Pick out all lines of the entries that include the word "Coffee" and copy them.

[Data items]

★ ★ ★ ★ ★ ★ ★

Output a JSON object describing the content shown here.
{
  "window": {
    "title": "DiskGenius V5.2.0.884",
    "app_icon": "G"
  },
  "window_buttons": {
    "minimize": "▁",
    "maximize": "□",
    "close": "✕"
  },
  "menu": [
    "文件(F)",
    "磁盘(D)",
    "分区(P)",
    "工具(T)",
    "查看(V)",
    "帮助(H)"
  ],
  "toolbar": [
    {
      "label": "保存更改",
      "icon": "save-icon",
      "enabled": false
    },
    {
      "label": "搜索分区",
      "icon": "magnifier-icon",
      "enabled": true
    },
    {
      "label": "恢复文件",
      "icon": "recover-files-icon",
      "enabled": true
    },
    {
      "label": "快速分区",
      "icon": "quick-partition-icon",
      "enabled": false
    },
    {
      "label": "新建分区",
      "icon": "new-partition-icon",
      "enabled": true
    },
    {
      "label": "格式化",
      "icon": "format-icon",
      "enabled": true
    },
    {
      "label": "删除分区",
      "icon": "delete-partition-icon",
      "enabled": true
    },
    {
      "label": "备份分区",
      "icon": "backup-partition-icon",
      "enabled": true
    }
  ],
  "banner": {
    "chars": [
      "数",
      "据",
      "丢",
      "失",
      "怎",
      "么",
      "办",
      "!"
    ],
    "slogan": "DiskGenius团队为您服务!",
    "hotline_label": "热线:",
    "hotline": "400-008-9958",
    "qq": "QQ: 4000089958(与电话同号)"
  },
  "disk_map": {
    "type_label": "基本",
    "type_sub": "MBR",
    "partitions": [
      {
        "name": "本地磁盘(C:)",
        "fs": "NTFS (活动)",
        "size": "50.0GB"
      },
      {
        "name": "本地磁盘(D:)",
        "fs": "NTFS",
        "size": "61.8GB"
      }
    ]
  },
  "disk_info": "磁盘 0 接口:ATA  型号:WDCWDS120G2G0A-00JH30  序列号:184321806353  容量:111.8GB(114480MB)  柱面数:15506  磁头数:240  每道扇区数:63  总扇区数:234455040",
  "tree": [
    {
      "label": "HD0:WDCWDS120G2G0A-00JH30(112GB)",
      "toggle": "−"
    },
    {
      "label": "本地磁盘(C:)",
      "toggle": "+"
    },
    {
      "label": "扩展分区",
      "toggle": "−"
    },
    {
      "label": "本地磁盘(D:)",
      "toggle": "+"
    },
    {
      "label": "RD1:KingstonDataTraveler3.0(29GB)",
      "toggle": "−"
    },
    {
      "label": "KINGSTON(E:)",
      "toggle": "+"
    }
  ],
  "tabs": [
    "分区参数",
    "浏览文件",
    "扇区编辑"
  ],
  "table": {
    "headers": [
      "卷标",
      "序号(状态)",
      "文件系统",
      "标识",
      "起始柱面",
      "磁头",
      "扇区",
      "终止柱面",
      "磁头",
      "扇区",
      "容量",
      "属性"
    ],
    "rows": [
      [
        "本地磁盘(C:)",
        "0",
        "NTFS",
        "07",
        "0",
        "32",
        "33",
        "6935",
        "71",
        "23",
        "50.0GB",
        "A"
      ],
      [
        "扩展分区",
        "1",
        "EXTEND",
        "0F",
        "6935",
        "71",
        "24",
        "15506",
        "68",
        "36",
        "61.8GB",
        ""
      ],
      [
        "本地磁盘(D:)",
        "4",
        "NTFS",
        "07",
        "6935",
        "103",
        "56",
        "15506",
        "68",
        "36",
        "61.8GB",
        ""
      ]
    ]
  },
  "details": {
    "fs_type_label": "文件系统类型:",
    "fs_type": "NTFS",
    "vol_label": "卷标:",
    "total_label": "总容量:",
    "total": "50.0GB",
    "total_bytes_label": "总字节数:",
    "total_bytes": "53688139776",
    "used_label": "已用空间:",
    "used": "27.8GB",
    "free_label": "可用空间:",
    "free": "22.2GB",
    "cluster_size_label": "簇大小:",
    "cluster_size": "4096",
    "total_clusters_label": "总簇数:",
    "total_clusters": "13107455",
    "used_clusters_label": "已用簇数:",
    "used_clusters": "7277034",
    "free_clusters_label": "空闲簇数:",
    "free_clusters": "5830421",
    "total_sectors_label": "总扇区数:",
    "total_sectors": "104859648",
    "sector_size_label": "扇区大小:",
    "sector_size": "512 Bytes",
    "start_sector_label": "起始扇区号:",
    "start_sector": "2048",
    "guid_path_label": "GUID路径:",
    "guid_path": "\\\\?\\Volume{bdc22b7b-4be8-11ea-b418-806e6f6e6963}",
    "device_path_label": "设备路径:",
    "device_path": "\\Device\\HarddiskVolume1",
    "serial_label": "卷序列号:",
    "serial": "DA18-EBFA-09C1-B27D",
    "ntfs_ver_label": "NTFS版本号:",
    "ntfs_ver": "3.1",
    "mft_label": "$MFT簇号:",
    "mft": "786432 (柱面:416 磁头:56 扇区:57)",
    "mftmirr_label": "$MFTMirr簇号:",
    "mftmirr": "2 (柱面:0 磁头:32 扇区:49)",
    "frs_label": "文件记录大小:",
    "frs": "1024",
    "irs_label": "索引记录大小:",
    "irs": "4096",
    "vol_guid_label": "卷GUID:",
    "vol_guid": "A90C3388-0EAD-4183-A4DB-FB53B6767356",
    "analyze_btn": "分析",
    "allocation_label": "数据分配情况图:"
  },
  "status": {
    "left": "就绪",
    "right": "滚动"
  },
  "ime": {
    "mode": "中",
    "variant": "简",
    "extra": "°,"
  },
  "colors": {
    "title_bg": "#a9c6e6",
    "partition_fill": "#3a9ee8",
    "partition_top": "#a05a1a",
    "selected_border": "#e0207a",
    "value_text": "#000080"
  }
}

★ ★ ★ ★ ★ ★ ★

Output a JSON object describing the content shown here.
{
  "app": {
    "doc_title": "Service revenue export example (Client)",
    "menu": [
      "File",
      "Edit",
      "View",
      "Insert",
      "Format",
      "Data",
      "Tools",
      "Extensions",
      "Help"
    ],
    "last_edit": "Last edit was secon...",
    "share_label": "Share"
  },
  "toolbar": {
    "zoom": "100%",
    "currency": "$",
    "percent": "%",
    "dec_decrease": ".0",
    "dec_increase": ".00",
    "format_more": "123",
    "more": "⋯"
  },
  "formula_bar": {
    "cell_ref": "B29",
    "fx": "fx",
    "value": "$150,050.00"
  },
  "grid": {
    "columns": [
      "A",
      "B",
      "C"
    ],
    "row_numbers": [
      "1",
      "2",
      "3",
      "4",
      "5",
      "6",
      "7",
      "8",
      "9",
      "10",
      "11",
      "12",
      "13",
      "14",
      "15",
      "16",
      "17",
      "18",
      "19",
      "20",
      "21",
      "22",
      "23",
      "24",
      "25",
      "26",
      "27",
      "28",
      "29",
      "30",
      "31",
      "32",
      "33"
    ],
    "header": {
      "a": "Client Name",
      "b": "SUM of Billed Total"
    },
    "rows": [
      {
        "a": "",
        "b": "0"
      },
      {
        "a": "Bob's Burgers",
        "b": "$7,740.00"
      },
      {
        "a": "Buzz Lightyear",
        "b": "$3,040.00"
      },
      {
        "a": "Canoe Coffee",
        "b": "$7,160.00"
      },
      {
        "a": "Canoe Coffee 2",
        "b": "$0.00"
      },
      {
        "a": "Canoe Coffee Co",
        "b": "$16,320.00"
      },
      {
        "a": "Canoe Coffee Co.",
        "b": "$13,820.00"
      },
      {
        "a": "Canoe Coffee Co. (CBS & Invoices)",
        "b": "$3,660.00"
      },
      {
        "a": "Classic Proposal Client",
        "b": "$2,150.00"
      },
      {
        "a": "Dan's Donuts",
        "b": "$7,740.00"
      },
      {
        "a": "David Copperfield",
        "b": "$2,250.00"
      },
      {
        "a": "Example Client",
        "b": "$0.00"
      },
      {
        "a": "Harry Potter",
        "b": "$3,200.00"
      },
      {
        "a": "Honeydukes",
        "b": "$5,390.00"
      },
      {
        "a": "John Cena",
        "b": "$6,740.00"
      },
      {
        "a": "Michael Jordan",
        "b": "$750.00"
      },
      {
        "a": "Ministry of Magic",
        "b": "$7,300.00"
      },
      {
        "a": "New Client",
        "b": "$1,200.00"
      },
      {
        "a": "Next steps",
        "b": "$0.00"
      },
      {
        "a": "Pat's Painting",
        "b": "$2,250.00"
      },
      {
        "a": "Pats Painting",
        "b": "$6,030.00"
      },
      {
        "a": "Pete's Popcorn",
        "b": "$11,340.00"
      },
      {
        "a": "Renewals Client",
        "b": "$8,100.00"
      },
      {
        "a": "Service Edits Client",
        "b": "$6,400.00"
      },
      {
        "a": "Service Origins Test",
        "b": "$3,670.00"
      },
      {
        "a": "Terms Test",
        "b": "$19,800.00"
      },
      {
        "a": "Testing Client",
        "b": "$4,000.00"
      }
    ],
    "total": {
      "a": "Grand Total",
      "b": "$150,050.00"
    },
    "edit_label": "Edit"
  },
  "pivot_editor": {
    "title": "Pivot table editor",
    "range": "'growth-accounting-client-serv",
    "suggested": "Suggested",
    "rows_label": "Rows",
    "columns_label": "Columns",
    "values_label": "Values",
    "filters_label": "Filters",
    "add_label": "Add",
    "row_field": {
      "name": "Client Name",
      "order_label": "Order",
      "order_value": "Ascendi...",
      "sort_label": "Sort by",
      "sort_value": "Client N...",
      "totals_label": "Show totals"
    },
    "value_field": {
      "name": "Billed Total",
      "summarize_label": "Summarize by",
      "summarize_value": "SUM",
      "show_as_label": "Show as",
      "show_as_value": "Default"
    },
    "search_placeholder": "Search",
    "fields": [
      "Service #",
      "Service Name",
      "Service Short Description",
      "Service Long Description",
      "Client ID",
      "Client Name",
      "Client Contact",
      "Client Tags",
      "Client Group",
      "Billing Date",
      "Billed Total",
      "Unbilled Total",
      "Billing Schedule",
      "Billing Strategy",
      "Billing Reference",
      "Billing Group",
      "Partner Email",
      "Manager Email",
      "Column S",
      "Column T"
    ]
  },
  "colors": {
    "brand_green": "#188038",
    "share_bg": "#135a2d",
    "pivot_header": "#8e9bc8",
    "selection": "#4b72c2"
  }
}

★ ★ ★ ★ ★ ★ ★

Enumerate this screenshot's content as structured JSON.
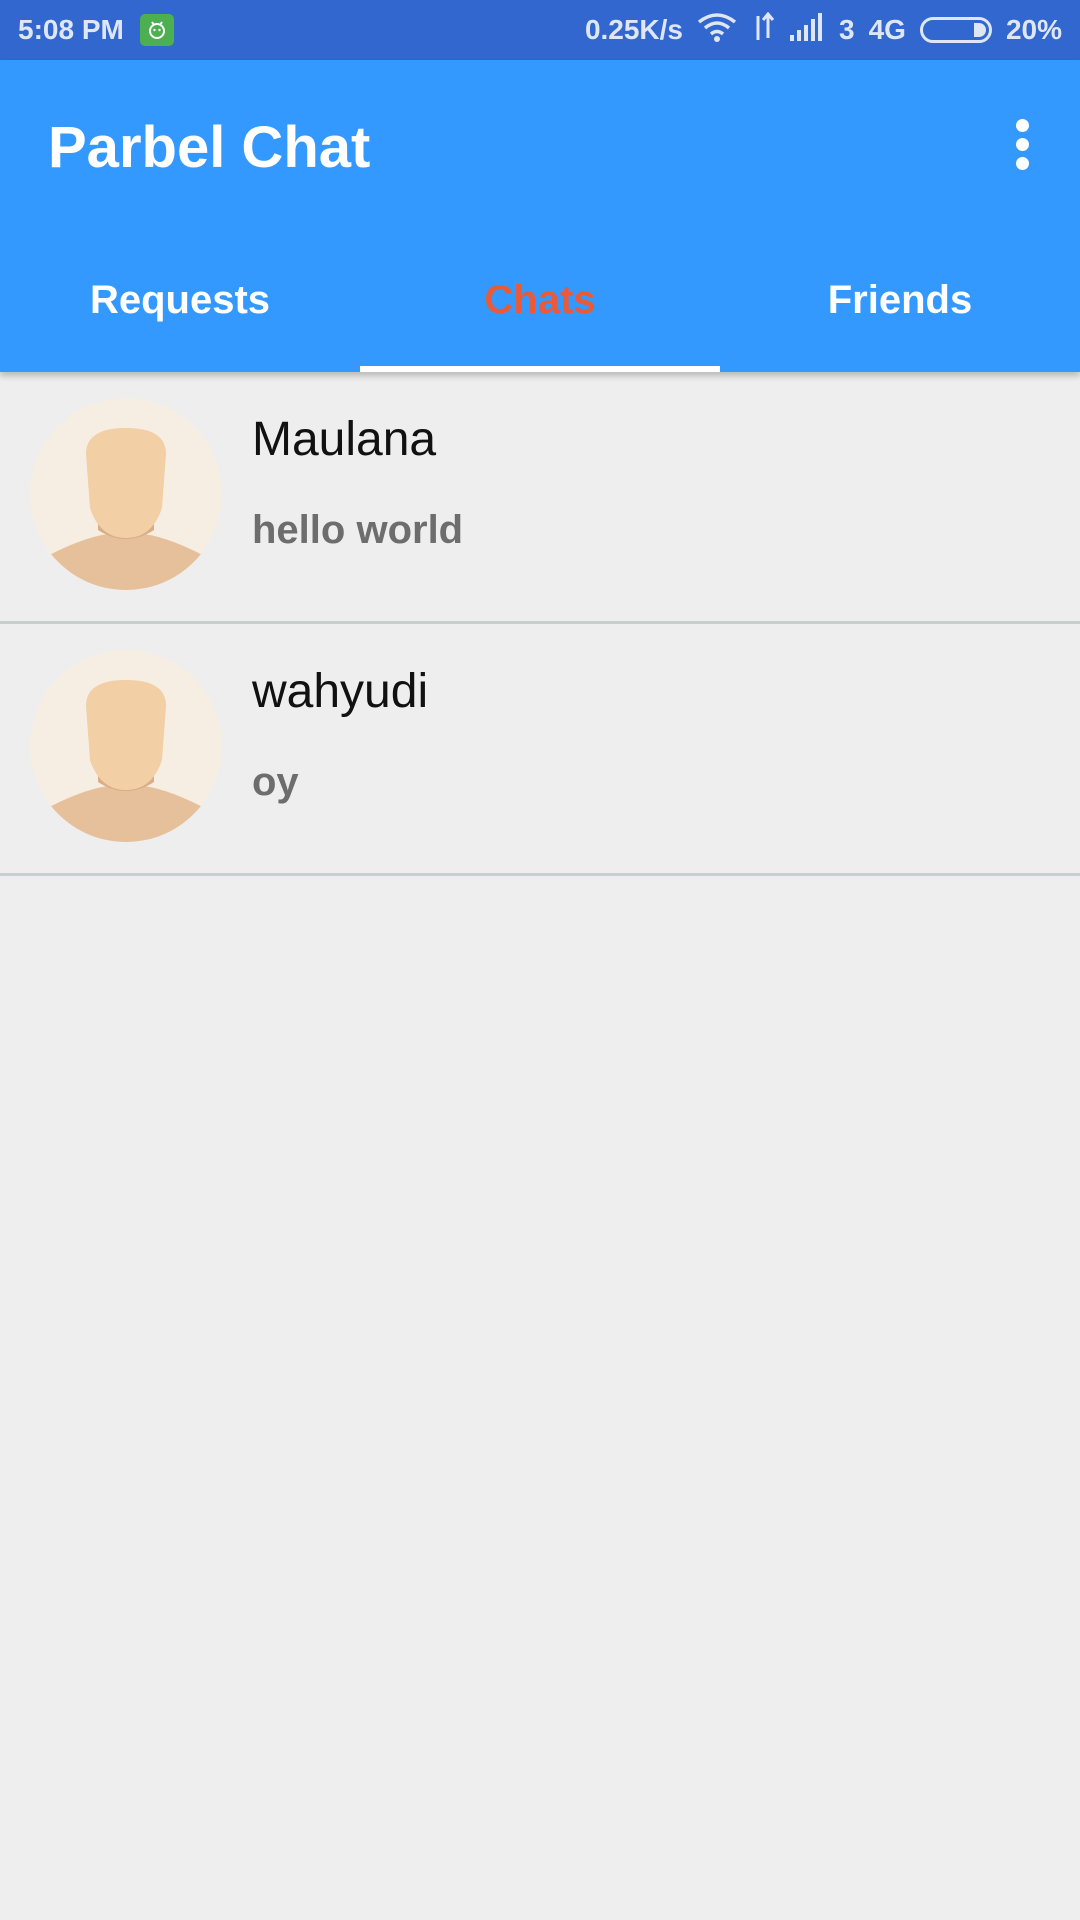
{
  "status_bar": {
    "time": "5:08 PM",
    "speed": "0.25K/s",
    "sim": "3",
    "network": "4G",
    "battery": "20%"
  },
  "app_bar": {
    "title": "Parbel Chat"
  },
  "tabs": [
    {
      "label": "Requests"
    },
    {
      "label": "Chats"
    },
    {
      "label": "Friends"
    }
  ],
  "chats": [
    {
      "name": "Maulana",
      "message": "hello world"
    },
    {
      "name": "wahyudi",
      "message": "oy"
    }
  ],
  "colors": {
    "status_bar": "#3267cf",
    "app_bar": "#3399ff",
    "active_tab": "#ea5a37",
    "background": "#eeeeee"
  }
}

★ ★ ★ ★ ★ ★ ★

__REPLY TO THE EXERCISE__:
        "a": "Canoe Coffee",
        "a": "Canoe Coffee 2",
        "a": "Canoe Coffee Co",
        "a": "Canoe Coffee Co.",
        "a": "Canoe Coffee Co. (CBS & Invoices)",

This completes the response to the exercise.